STATED EXERCISE
Extract all lines that hold the string "Charged".

Figure record listings
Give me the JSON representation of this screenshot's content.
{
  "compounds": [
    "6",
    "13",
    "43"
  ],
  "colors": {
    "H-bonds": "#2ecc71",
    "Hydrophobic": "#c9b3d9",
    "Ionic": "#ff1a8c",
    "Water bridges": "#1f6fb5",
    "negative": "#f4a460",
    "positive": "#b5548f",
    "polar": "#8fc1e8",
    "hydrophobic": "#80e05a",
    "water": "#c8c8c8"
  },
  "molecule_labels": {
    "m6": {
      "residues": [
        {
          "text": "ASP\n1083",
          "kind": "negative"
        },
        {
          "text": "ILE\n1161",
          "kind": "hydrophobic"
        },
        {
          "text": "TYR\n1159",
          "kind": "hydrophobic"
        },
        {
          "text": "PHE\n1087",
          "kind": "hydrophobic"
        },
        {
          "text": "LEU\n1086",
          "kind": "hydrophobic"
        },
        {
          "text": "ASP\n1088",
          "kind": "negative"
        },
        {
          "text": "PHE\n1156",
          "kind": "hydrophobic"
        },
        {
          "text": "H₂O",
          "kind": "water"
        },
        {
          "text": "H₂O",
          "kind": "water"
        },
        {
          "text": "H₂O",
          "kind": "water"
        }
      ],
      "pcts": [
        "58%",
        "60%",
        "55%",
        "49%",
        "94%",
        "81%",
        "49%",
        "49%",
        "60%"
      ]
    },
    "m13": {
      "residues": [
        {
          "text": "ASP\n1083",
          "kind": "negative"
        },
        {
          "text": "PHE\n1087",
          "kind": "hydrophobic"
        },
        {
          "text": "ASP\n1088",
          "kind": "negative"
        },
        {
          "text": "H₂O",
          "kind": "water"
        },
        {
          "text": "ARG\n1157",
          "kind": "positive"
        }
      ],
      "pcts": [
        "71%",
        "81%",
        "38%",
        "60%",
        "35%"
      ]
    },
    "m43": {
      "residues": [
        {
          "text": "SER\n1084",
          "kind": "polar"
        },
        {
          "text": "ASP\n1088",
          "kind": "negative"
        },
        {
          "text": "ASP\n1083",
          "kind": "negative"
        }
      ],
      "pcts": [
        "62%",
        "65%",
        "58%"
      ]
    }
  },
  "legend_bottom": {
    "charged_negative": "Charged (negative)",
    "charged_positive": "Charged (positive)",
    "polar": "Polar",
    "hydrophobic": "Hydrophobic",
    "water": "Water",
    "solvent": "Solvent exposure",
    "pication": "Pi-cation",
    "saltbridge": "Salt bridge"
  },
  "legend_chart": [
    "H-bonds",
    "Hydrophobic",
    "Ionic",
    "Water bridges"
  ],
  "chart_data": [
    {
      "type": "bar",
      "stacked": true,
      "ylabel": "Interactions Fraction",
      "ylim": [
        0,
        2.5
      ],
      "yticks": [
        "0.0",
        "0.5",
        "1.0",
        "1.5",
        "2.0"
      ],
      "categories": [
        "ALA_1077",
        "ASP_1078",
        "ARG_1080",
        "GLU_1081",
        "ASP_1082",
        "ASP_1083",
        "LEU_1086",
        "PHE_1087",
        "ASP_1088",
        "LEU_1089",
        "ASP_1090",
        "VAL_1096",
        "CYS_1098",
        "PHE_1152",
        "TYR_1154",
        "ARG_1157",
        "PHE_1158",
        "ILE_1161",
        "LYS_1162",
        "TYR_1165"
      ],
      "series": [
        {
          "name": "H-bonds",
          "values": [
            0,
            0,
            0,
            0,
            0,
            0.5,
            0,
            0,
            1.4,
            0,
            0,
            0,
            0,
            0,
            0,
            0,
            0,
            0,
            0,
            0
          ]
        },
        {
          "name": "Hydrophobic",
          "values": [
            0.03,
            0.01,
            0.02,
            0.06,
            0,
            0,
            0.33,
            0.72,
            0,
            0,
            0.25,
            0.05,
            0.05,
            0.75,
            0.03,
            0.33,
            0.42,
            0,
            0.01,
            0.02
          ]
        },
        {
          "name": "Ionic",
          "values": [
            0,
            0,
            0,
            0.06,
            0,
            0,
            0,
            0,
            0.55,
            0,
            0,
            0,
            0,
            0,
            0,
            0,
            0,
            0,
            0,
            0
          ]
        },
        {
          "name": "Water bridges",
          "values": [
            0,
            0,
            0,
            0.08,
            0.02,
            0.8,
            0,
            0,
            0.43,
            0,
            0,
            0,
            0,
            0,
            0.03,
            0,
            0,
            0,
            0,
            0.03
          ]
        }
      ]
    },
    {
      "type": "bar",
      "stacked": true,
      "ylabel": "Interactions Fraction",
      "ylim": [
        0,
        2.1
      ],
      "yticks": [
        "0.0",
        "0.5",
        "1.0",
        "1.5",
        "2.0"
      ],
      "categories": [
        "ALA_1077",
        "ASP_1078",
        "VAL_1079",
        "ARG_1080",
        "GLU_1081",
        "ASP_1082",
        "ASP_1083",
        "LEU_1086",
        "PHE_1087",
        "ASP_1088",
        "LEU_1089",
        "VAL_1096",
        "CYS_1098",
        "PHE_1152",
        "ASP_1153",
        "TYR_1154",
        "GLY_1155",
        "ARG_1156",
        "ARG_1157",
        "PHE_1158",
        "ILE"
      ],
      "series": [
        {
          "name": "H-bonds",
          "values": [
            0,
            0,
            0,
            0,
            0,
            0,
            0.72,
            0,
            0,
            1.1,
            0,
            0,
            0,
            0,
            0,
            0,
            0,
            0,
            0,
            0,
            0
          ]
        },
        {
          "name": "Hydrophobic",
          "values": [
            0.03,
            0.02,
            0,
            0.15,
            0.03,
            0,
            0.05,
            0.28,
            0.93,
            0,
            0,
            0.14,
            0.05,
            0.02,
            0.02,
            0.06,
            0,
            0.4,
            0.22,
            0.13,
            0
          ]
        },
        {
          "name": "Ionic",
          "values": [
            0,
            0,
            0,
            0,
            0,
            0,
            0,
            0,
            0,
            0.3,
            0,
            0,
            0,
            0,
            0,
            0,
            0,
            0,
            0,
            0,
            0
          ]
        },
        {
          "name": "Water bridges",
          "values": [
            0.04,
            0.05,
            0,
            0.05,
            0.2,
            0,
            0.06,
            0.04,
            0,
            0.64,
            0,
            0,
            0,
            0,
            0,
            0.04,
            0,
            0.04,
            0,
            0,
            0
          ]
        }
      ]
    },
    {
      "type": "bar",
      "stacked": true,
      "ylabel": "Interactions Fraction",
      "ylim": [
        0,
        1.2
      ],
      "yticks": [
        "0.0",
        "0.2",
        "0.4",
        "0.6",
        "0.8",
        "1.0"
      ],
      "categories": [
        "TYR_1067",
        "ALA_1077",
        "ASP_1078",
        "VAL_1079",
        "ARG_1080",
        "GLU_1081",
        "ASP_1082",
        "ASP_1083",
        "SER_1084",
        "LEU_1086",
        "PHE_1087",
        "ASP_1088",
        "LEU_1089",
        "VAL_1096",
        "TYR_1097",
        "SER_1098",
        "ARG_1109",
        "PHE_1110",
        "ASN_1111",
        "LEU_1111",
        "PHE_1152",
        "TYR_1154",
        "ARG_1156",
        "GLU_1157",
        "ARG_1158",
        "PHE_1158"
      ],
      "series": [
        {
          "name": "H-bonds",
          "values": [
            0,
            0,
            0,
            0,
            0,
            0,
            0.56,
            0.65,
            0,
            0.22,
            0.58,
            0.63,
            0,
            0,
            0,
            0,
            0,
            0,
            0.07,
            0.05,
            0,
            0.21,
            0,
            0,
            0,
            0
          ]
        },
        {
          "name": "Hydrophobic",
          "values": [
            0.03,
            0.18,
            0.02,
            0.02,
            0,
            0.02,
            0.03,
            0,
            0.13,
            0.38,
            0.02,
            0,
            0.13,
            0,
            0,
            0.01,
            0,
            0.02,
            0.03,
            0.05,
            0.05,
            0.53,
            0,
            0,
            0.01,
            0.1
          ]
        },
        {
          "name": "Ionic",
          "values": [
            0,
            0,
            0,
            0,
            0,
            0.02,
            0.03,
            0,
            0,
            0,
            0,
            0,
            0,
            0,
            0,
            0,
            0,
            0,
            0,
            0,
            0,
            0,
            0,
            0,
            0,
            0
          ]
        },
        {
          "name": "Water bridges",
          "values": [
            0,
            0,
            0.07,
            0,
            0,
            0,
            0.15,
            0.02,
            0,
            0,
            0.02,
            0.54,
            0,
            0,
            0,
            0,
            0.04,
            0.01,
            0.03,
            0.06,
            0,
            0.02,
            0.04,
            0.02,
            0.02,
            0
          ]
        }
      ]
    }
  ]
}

ANSWER TO THE EXERCISE
    "charged_negative": "Charged (negative)",
    "charged_positive": "Charged (positive)",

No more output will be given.